- _The problem_
Only the number is wanted: how many lines hold the word "content"?
□ □ □ □ □
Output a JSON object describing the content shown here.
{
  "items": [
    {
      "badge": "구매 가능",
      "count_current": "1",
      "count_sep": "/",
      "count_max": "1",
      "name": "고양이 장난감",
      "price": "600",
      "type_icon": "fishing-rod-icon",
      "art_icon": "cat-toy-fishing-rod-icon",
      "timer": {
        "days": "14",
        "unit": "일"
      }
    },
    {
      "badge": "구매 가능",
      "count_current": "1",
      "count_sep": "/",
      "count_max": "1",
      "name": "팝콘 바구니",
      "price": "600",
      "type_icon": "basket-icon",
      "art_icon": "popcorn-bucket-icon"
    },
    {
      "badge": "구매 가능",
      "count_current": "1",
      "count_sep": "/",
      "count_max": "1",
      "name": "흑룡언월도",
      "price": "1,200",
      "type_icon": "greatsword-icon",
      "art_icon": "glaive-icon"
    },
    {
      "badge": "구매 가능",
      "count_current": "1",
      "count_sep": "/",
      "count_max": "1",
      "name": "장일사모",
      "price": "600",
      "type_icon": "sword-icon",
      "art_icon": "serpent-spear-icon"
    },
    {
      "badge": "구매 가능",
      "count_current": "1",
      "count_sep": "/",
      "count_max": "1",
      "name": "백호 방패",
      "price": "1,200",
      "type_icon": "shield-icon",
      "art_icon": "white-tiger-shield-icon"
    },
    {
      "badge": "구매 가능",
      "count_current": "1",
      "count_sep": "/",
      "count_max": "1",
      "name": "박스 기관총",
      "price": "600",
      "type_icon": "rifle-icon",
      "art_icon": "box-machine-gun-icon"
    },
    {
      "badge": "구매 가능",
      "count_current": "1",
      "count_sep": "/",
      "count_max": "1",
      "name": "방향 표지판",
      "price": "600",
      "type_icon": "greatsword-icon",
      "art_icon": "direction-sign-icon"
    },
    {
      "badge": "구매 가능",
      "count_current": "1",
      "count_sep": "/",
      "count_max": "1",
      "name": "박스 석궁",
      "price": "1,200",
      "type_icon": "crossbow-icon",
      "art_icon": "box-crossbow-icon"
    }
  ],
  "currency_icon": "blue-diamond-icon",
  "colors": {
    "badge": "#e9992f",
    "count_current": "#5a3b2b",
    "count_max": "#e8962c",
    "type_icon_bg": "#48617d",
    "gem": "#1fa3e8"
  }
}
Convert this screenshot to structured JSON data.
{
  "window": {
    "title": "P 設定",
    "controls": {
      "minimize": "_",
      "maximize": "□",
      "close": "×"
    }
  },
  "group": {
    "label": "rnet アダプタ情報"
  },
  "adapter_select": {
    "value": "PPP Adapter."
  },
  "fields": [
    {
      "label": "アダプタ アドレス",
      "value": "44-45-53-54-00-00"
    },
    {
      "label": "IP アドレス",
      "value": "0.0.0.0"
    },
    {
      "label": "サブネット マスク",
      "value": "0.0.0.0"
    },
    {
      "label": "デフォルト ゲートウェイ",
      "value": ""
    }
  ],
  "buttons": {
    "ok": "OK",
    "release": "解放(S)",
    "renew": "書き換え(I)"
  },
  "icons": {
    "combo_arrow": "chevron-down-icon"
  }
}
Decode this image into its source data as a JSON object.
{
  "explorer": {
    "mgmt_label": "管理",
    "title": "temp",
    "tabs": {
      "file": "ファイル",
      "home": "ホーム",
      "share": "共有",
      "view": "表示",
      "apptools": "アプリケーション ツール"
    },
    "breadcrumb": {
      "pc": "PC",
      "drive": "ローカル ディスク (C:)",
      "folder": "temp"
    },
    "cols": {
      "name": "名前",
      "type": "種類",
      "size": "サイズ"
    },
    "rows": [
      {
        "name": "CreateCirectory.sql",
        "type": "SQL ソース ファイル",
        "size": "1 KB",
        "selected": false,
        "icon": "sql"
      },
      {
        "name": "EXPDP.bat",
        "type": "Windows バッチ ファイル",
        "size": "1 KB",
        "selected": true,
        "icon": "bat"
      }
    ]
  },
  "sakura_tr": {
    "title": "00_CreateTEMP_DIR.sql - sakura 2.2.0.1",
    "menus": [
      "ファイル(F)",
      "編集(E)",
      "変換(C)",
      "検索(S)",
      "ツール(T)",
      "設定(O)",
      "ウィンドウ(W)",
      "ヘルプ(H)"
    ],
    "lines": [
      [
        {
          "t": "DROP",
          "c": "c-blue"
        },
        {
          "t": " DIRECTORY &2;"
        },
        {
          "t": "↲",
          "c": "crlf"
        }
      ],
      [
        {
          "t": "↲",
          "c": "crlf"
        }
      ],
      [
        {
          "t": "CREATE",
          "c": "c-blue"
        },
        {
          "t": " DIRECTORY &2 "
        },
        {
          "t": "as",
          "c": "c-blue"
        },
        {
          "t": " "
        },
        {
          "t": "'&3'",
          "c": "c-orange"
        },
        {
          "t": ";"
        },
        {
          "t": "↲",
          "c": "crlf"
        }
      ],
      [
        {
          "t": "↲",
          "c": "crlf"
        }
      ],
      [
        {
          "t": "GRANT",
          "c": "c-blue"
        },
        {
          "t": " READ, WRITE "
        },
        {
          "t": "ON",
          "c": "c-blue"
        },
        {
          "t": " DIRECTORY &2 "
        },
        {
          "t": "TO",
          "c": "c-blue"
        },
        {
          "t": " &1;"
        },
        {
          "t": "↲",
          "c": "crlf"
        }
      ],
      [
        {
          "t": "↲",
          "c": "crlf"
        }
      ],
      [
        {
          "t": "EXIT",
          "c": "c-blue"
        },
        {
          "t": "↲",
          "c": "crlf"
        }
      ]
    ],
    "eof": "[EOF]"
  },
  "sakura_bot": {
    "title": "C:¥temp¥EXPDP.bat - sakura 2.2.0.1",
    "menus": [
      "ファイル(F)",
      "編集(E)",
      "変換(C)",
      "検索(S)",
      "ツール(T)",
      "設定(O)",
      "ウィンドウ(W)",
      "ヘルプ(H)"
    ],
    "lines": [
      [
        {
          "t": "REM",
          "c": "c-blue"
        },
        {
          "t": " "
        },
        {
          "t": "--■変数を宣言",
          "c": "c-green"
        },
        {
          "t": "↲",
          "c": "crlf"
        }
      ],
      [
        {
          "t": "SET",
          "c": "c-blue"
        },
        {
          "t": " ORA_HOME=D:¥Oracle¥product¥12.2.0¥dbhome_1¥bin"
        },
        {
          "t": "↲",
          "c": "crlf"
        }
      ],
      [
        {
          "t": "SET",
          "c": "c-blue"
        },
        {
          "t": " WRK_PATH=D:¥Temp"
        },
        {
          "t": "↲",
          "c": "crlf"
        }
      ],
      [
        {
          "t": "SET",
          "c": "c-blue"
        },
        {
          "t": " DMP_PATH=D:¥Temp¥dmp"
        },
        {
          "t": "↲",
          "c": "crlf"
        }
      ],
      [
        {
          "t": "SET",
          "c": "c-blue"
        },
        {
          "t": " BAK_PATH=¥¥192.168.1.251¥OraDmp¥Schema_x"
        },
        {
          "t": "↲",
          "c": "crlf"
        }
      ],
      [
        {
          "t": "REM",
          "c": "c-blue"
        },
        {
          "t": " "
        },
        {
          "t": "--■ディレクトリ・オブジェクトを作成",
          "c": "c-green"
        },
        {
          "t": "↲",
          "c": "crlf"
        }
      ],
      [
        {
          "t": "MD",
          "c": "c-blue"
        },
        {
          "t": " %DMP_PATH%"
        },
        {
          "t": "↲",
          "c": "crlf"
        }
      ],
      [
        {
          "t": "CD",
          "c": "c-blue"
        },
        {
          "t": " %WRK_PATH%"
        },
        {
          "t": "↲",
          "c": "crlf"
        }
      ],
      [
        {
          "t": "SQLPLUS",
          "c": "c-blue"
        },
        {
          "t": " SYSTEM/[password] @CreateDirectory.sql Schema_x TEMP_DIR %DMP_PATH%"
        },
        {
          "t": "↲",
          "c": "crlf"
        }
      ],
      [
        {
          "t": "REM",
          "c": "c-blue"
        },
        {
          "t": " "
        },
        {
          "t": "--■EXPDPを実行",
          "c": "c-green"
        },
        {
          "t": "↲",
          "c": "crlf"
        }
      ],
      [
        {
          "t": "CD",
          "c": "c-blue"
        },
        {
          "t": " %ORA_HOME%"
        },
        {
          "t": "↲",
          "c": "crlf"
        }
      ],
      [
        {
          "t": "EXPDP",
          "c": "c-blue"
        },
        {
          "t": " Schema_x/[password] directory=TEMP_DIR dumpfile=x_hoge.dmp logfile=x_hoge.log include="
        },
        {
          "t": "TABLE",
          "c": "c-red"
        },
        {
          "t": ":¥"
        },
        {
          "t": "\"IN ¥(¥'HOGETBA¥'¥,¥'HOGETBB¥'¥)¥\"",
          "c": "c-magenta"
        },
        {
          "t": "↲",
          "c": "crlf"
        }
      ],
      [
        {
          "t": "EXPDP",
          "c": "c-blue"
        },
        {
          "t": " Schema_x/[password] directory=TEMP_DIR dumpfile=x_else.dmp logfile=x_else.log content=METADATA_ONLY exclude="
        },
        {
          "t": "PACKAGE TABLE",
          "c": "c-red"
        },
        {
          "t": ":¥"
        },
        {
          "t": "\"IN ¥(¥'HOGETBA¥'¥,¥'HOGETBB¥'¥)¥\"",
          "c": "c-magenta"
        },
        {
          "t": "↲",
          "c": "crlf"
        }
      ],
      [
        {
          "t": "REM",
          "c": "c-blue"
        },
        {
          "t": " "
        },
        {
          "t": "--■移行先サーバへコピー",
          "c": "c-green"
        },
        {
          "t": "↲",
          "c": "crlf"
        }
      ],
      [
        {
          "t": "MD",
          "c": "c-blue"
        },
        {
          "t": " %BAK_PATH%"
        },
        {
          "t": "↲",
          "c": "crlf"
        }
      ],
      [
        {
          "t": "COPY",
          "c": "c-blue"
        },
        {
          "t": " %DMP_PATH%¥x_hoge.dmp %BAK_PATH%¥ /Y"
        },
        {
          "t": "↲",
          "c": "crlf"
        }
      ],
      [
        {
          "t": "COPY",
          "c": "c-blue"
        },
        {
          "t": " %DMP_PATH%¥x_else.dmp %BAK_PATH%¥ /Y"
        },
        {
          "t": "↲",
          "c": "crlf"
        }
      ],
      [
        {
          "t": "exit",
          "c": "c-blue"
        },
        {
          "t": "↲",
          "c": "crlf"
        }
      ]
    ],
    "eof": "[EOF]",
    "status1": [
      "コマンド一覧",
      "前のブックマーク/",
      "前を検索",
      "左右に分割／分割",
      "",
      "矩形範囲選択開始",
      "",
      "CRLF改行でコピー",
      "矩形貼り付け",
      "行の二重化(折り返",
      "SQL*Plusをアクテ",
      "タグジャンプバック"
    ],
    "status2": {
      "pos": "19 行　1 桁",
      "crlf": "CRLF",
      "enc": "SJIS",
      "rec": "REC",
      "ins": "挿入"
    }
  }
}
□ □ □ □ □
- _Response for this exercise_
2